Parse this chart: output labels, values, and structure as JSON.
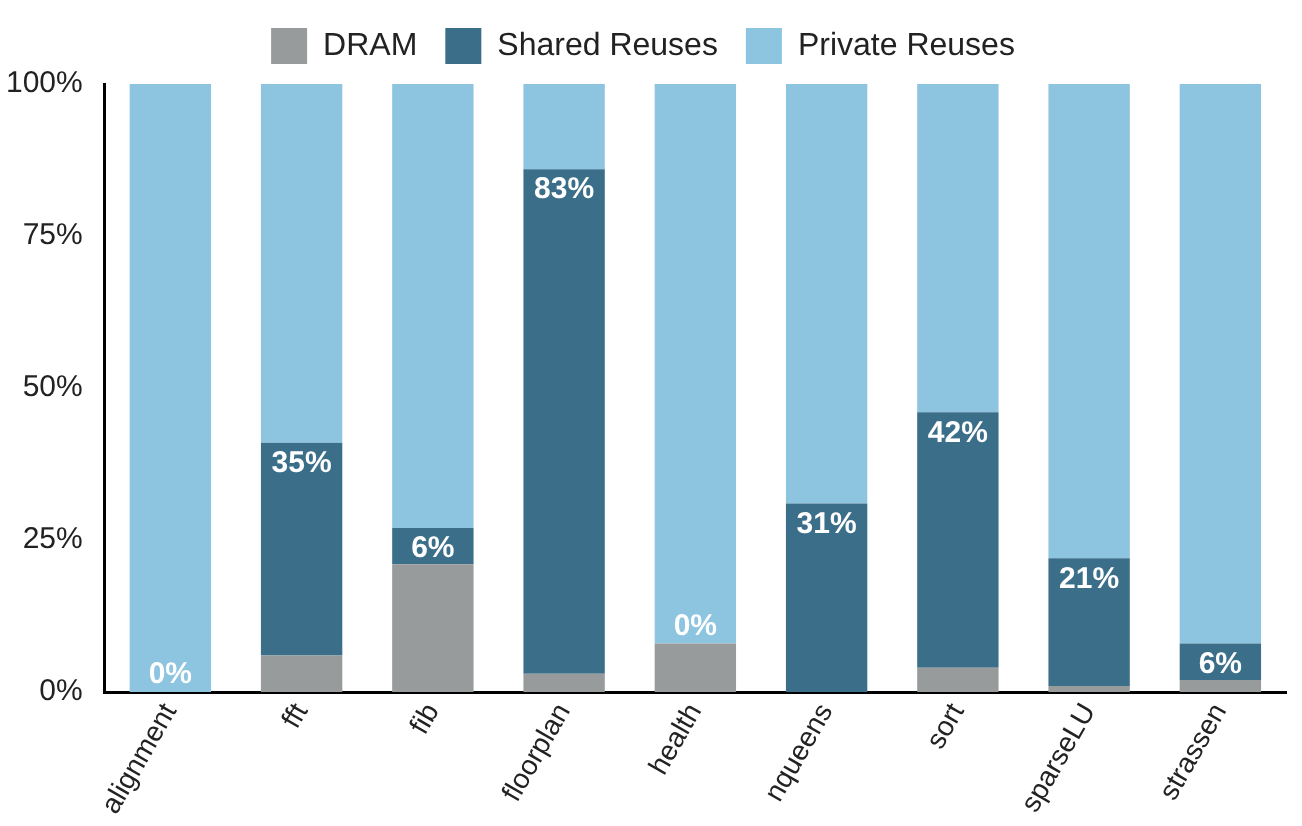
{
  "chart_data": {
    "type": "bar",
    "stacked": true,
    "categories": [
      "alignment",
      "fft",
      "fib",
      "floorplan",
      "health",
      "nqueens",
      "sort",
      "sparseLU",
      "strassen"
    ],
    "series": [
      {
        "name": "DRAM",
        "color": "#979b9b",
        "values": [
          0,
          6,
          21,
          3,
          8,
          0,
          4,
          1,
          2
        ]
      },
      {
        "name": "Shared Reuses",
        "color": "#3b6f89",
        "values": [
          0,
          35,
          6,
          83,
          0,
          31,
          42,
          21,
          6
        ],
        "value_labels": [
          null,
          "35%",
          "6%",
          "83%",
          null,
          "31%",
          "42%",
          "21%",
          "6%"
        ]
      },
      {
        "name": "Private Reuses",
        "color": "#8dc4df",
        "values": [
          100,
          59,
          73,
          14,
          92,
          69,
          54,
          78,
          92
        ]
      }
    ],
    "ylim": [
      0,
      100
    ],
    "yticks": [
      {
        "value": 0,
        "label": "0%"
      },
      {
        "value": 25,
        "label": "25%"
      },
      {
        "value": 50,
        "label": "50%"
      },
      {
        "value": 75,
        "label": "75%"
      },
      {
        "value": 100,
        "label": "100%"
      }
    ],
    "annotations": [
      {
        "text": "0%",
        "x": "alignment",
        "y": 0
      },
      {
        "text": "0%",
        "x": "health",
        "y": 8
      }
    ],
    "grid": false,
    "legend": "top"
  }
}
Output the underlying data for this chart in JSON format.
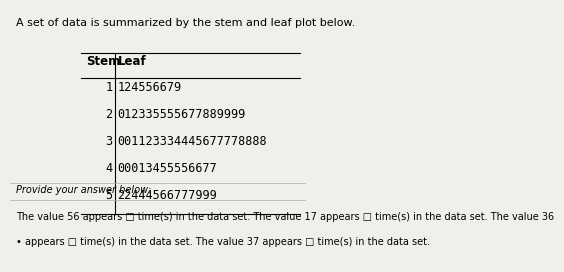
{
  "title": "A set of data is summarized by the stem and leaf plot below.",
  "stem_header": "Stem",
  "leaf_header": "Leaf",
  "stems": [
    "1",
    "2",
    "3",
    "4",
    "5"
  ],
  "leaves": [
    "124556679",
    "012335555677889999",
    "001123334445677778888",
    "00013455556677",
    "22444566777999"
  ],
  "provide_text": "Provide your answer below:",
  "bottom_text_line1": "The value 56 appears □ time(s) in the data set. The value 17 appears □ time(s) in the data set. The value 36",
  "bottom_text_line2": "• appears □ time(s) in the data set. The value 37 appears □ time(s) in the data set.",
  "bg_color": "#f0f0eb",
  "text_color": "#000000",
  "font_size_title": 8.0,
  "font_size_table": 8.5,
  "font_size_body": 7.0
}
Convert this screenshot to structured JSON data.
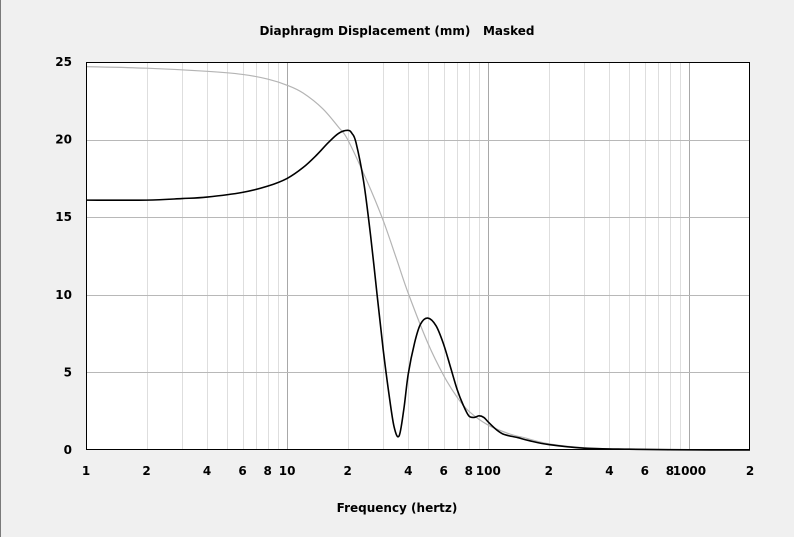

○ ○ ○ ○

**WHAT TO DO**.
Every record must be copied exactly, with the pictures left out.

**FINISHED ANSWER**.
Parse this chart: output labels, values, and structure as JSON.
{
  "chart_data": {
    "type": "bar",
    "stacked": true,
    "categories": [
      "alignment",
      "fft",
      "fib",
      "floorplan",
      "health",
      "nqueens",
      "sort",
      "sparseLU",
      "strassen"
    ],
    "series": [
      {
        "name": "DRAM",
        "color": "#979b9b",
        "values": [
          0,
          6,
          21,
          3,
          8,
          0,
          4,
          1,
          2
        ]
      },
      {
        "name": "Shared Reuses",
        "color": "#3b6f89",
        "values": [
          0,
          35,
          6,
          83,
          0,
          31,
          42,
          21,
          6
        ],
        "value_labels": [
          null,
          "35%",
          "6%",
          "83%",
          null,
          "31%",
          "42%",
          "21%",
          "6%"
        ]
      },
      {
        "name": "Private Reuses",
        "color": "#8dc4df",
        "values": [
          100,
          59,
          73,
          14,
          92,
          69,
          54,
          78,
          92
        ]
      }
    ],
    "ylim": [
      0,
      100
    ],
    "yticks": [
      {
        "value": 0,
        "label": "0%"
      },
      {
        "value": 25,
        "label": "25%"
      },
      {
        "value": 50,
        "label": "50%"
      },
      {
        "value": 75,
        "label": "75%"
      },
      {
        "value": 100,
        "label": "100%"
      }
    ],
    "annotations": [
      {
        "text": "0%",
        "x": "alignment",
        "y": 0
      },
      {
        "text": "0%",
        "x": "health",
        "y": 8
      }
    ],
    "grid": false,
    "legend": "top"
  }
}
Output the underlying data for this chart in JSON format.
{
  "title": "A set of data is summarized by the stem and leaf plot below.",
  "stem_header": "Stem",
  "leaf_header": "Leaf",
  "stems": [
    "1",
    "2",
    "3",
    "4",
    "5"
  ],
  "leaves": [
    "124556679",
    "012335555677889999",
    "001123334445677778888",
    "00013455556677",
    "22444566777999"
  ],
  "provide_text": "Provide your answer below:",
  "bottom_text_line1": "The value 56 appears □ time(s) in the data set. The value 17 appears □ time(s) in the data set. The value 36",
  "bottom_text_line2": "• appears □ time(s) in the data set. The value 37 appears □ time(s) in the data set.",
  "bg_color": "#f0f0eb",
  "text_color": "#000000",
  "font_size_title": 8.0,
  "font_size_table": 8.5,
  "font_size_body": 7.0
}
Convert this screenshot to structured JSON data.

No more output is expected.